# START OF Dataset records

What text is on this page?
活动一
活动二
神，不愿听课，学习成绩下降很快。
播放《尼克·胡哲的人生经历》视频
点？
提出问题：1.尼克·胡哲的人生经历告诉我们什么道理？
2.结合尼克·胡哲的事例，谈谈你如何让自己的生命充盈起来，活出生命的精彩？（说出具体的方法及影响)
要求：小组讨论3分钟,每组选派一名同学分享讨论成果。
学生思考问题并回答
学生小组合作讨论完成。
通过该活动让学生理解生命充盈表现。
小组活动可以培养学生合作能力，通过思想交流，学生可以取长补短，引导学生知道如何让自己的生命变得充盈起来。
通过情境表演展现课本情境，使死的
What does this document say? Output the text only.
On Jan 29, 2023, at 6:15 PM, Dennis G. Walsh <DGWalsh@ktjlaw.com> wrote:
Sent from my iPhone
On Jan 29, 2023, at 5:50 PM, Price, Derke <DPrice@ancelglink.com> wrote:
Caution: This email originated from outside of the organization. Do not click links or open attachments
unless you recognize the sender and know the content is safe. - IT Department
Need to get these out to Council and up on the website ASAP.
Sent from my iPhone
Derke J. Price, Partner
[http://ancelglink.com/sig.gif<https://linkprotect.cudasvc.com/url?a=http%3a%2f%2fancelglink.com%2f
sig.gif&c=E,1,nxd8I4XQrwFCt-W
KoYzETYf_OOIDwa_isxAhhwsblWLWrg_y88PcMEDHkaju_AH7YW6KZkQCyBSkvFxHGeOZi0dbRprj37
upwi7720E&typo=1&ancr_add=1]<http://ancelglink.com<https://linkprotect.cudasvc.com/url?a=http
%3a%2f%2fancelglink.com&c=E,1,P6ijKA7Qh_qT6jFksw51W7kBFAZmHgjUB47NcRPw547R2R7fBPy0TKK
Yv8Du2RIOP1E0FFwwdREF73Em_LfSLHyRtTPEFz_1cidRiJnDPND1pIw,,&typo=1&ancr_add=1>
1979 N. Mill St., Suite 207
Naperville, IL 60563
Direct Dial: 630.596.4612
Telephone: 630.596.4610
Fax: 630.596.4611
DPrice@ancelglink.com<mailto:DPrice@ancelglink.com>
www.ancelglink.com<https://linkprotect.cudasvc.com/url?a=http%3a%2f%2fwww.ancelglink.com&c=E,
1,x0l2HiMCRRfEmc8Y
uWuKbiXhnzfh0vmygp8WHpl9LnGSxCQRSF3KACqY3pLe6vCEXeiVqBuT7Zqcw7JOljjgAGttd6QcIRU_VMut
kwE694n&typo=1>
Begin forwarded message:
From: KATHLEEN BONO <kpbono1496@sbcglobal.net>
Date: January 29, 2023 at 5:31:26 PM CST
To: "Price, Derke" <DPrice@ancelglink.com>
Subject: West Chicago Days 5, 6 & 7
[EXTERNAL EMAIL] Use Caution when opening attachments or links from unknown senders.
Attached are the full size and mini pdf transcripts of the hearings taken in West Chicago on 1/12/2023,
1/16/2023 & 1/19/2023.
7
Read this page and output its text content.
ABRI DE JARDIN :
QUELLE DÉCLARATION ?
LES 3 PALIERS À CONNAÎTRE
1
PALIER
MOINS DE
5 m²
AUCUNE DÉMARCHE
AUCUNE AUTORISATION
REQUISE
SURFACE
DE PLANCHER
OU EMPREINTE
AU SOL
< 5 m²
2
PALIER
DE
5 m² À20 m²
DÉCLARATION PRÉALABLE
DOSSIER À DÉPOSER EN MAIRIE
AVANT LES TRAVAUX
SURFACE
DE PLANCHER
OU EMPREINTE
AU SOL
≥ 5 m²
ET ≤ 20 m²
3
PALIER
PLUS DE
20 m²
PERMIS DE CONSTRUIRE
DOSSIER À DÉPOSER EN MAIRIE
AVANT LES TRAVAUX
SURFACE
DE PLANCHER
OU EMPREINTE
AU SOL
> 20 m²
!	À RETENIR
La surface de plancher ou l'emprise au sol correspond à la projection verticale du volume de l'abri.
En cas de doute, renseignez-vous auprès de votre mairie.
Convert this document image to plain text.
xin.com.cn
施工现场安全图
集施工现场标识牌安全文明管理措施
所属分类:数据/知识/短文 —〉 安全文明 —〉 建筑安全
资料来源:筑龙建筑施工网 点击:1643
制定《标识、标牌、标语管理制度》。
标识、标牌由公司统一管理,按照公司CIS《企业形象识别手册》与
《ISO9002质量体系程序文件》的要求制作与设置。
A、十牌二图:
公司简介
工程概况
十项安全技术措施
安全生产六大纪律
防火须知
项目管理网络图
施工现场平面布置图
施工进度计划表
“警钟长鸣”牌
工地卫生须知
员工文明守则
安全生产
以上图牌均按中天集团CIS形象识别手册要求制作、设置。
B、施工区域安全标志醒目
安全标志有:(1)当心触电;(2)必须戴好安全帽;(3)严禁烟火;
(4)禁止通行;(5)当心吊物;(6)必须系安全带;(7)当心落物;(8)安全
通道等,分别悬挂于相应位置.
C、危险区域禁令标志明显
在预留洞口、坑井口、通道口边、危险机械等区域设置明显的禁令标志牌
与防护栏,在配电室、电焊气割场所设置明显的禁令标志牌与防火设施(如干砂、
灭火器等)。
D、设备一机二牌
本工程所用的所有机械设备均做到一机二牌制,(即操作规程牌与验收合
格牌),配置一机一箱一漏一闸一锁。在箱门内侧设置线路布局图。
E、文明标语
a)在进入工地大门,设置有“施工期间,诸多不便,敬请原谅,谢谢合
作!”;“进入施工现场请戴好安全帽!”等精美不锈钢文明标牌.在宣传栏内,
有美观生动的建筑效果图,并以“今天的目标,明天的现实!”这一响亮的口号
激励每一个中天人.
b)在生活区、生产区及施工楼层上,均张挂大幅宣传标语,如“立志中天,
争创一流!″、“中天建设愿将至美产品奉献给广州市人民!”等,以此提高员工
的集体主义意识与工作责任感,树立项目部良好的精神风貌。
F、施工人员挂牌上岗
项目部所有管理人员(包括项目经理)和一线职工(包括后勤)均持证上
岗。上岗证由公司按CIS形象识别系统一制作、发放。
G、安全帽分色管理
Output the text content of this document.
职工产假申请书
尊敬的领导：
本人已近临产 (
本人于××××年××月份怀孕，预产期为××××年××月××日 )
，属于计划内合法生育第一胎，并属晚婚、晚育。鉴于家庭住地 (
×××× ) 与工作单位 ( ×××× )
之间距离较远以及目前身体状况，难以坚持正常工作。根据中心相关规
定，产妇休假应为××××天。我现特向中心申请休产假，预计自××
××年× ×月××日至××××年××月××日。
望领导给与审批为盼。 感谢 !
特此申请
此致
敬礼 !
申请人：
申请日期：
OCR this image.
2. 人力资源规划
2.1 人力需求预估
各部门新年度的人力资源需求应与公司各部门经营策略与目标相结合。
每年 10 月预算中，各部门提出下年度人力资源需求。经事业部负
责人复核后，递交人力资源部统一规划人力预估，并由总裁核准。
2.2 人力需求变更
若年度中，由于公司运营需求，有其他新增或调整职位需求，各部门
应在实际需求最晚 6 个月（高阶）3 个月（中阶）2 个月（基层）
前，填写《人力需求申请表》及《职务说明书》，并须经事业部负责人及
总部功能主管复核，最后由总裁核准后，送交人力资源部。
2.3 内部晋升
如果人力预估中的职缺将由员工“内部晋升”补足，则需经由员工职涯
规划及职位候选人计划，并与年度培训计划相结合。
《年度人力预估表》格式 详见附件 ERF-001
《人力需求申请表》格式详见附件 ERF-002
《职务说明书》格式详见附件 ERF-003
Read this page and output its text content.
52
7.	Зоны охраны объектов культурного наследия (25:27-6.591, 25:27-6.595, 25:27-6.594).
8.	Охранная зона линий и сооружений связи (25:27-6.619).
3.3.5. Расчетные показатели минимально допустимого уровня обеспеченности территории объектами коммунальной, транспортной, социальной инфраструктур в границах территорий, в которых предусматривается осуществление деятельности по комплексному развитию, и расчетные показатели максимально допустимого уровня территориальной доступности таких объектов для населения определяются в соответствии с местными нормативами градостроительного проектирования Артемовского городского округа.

# END OF Dataset records

#### [Goal of the exercise]
Show every line from the entries above in which the word "Derke" appears.

#### [Result below]
On Jan 29, 2023, at 5:50 PM, Price, Derke <DPrice@ancelglink.com> wrote:
Derke J. Price, Partner
To: "Price, Derke" <DPrice@ancelglink.com>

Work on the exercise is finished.